» EXERCISE PROMPT
Records follow. Copy every line with "Verkäufer".

Dataset records

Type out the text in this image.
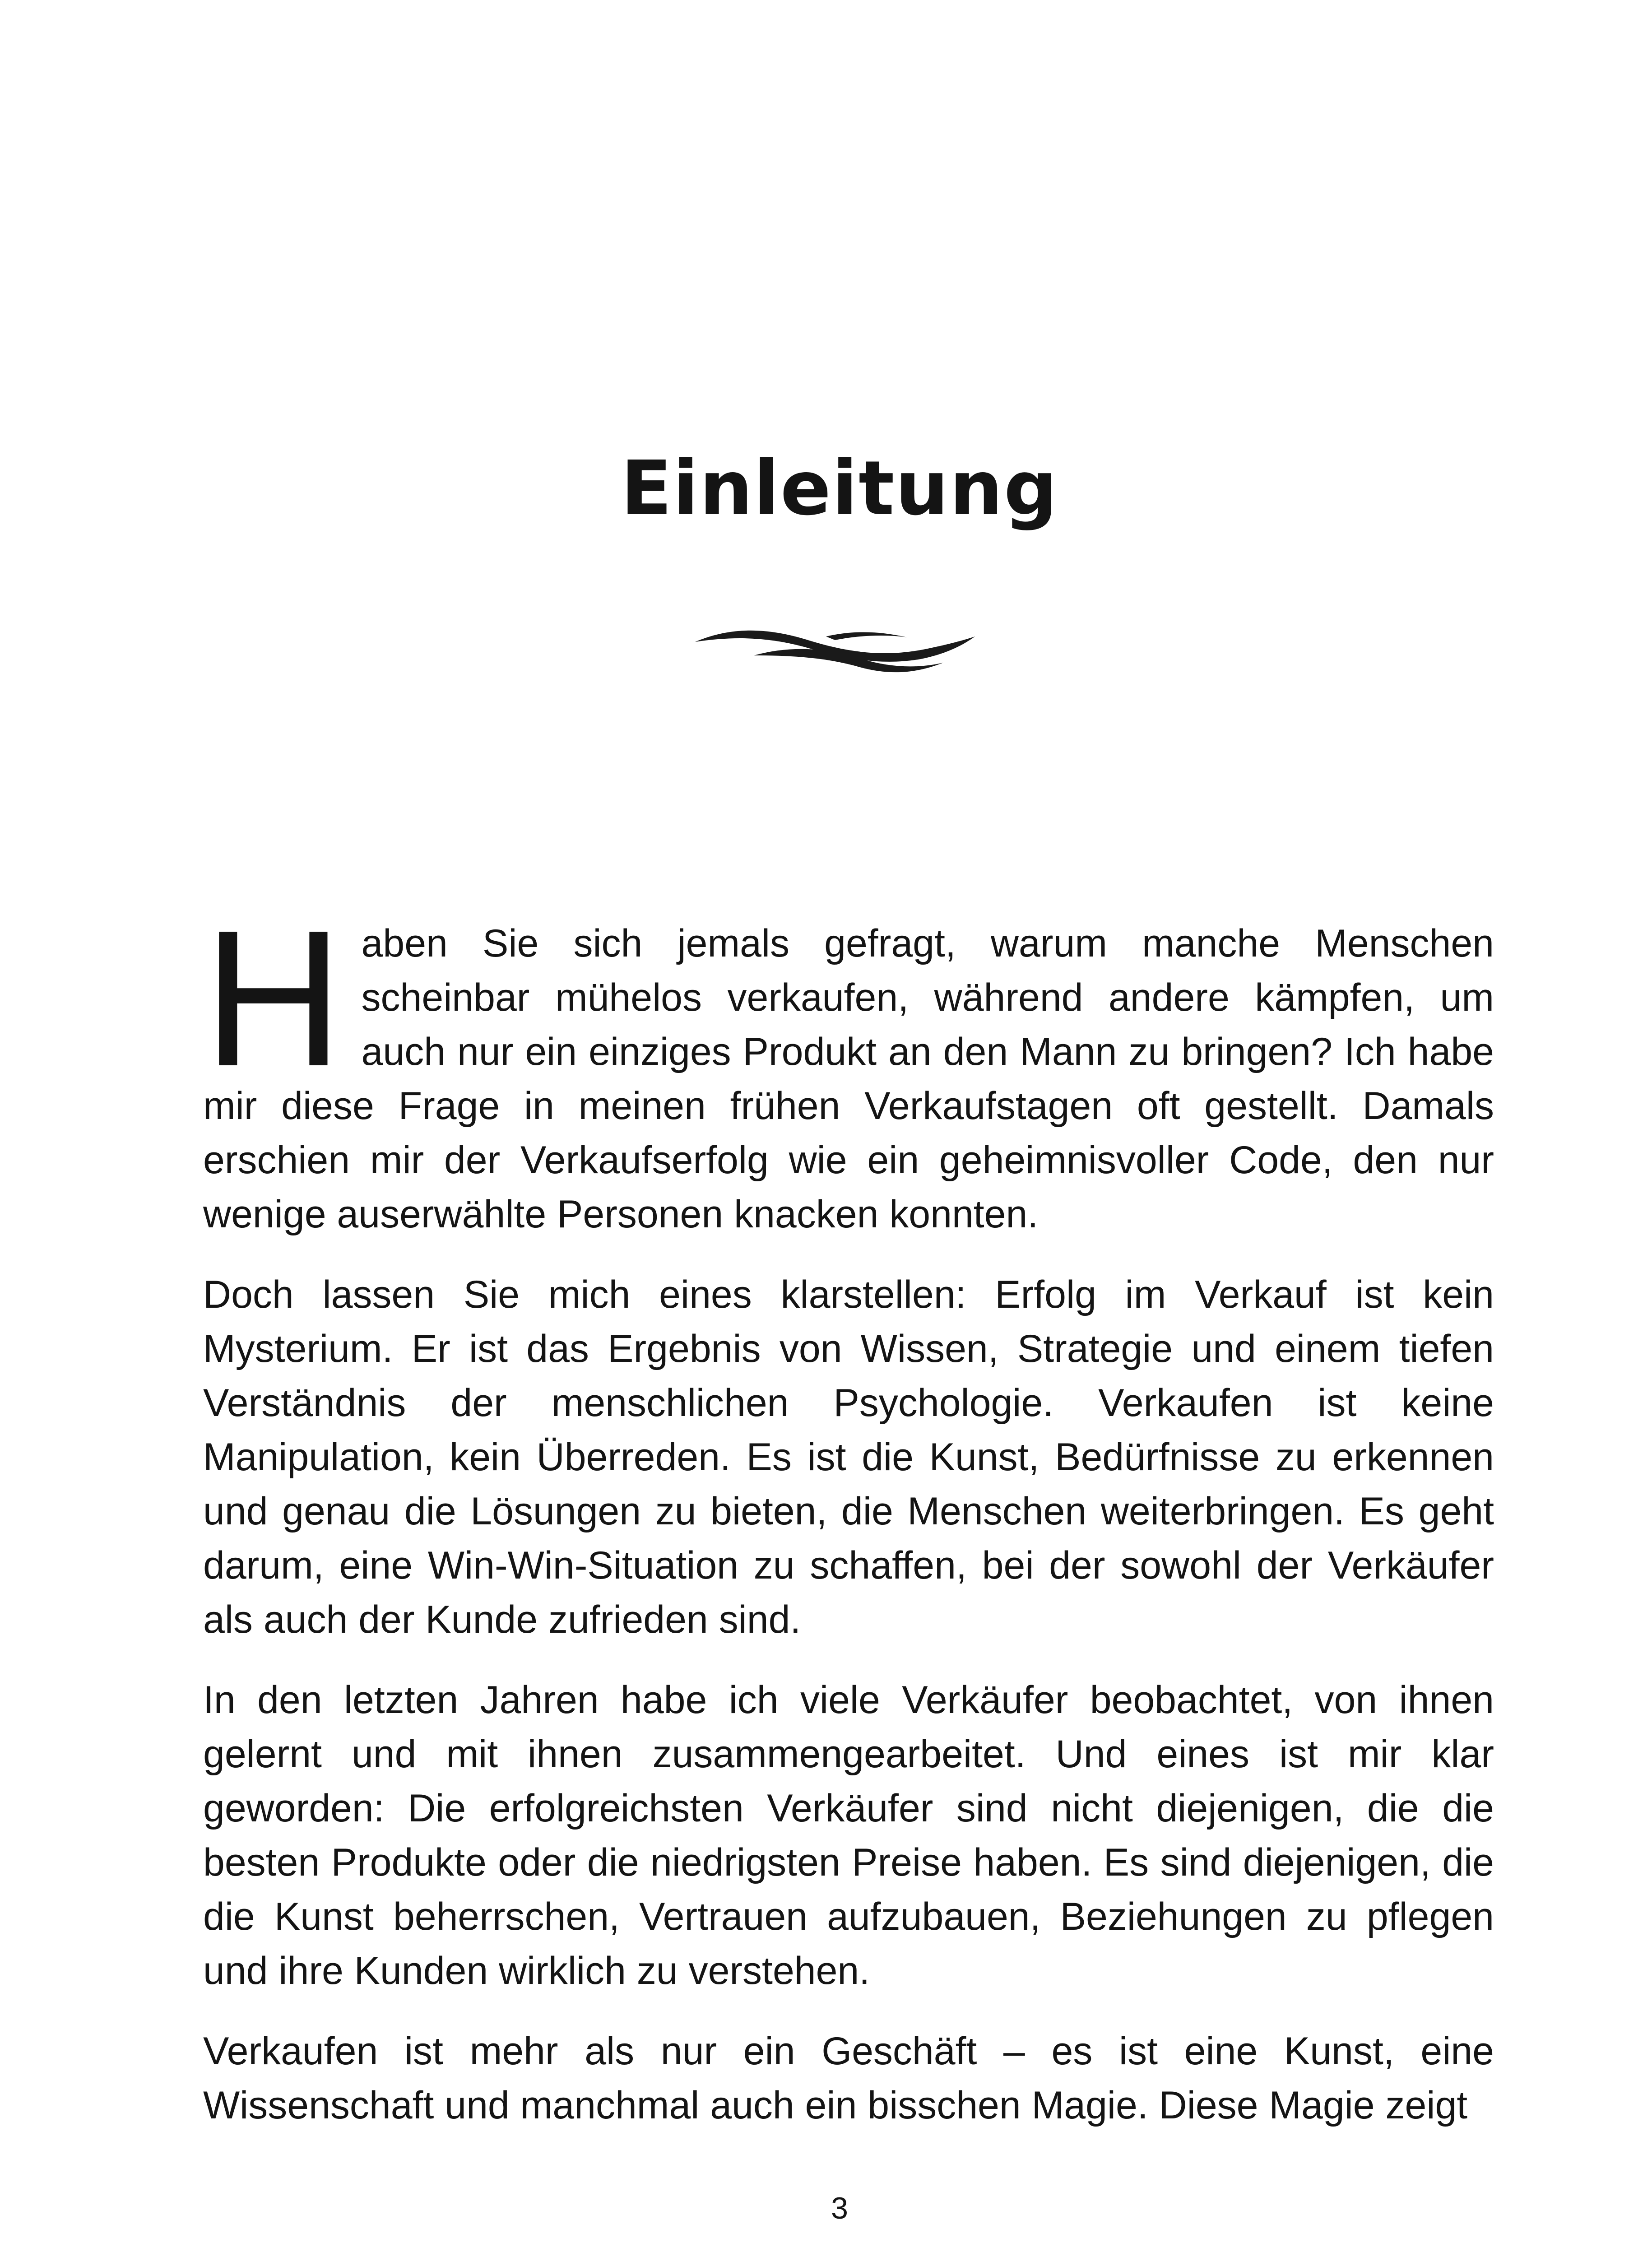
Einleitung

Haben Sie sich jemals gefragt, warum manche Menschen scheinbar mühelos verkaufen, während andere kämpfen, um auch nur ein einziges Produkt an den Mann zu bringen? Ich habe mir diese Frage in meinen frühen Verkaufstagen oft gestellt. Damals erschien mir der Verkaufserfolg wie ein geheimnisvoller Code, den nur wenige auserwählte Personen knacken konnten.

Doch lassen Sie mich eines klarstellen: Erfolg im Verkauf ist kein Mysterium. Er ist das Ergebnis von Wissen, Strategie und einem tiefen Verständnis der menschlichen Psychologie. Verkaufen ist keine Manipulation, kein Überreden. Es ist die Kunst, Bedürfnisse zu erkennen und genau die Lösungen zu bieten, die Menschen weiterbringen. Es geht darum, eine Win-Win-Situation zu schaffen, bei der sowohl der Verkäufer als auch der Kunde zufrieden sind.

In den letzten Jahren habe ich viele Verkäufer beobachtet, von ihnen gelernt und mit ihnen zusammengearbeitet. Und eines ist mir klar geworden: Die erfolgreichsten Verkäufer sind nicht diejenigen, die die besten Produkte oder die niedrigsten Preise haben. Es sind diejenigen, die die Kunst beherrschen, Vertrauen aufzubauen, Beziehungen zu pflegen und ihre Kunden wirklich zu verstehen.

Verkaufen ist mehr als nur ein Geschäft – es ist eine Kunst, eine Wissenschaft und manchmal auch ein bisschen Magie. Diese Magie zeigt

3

* * *

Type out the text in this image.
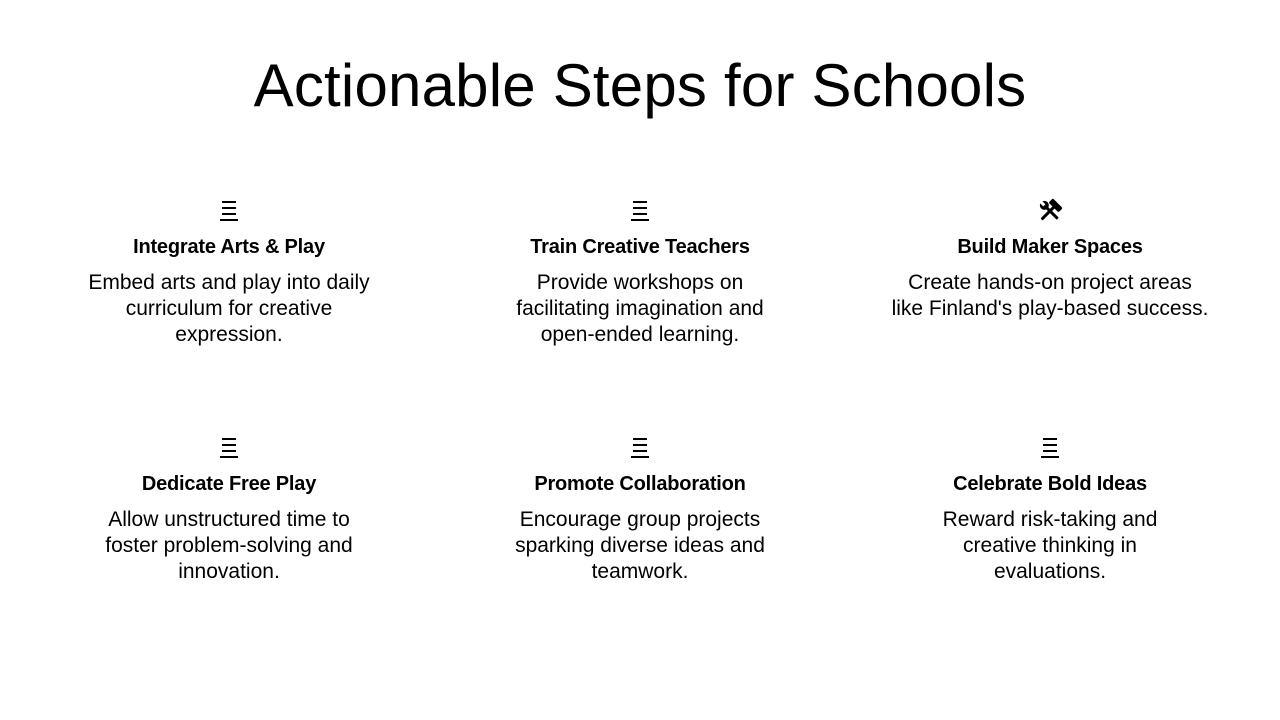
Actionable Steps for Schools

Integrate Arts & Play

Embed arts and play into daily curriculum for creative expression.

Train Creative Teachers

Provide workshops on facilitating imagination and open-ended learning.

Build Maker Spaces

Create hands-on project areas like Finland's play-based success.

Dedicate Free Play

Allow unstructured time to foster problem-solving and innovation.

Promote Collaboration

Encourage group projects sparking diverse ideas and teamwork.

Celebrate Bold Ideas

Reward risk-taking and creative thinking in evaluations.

» REPLY
Doch lassen Sie mich eines klarstellen: Erfolg im Verkauf ist kein Mysterium. Er ist das Ergebnis von Wissen, Strategie und einem tiefen Verständnis der menschlichen Psychologie. Verkaufen ist keine Manipulation, kein Überreden. Es ist die Kunst, Bedürfnisse zu erkennen und genau die Lösungen zu bieten, die Menschen weiterbringen. Es geht darum, eine Win-Win-Situation zu schaffen, bei der sowohl der Verkäufer als auch der Kunde zufrieden sind.
In den letzten Jahren habe ich viele Verkäufer beobachtet, von ihnen gelernt und mit ihnen zusammengearbeitet. Und eines ist mir klar geworden: Die erfolgreichsten Verkäufer sind nicht diejenigen, die die besten Produkte oder die niedrigsten Preise haben. Es sind diejenigen, die die Kunst beherrschen, Vertrauen aufzubauen, Beziehungen zu pflegen und ihre Kunden wirklich zu verstehen.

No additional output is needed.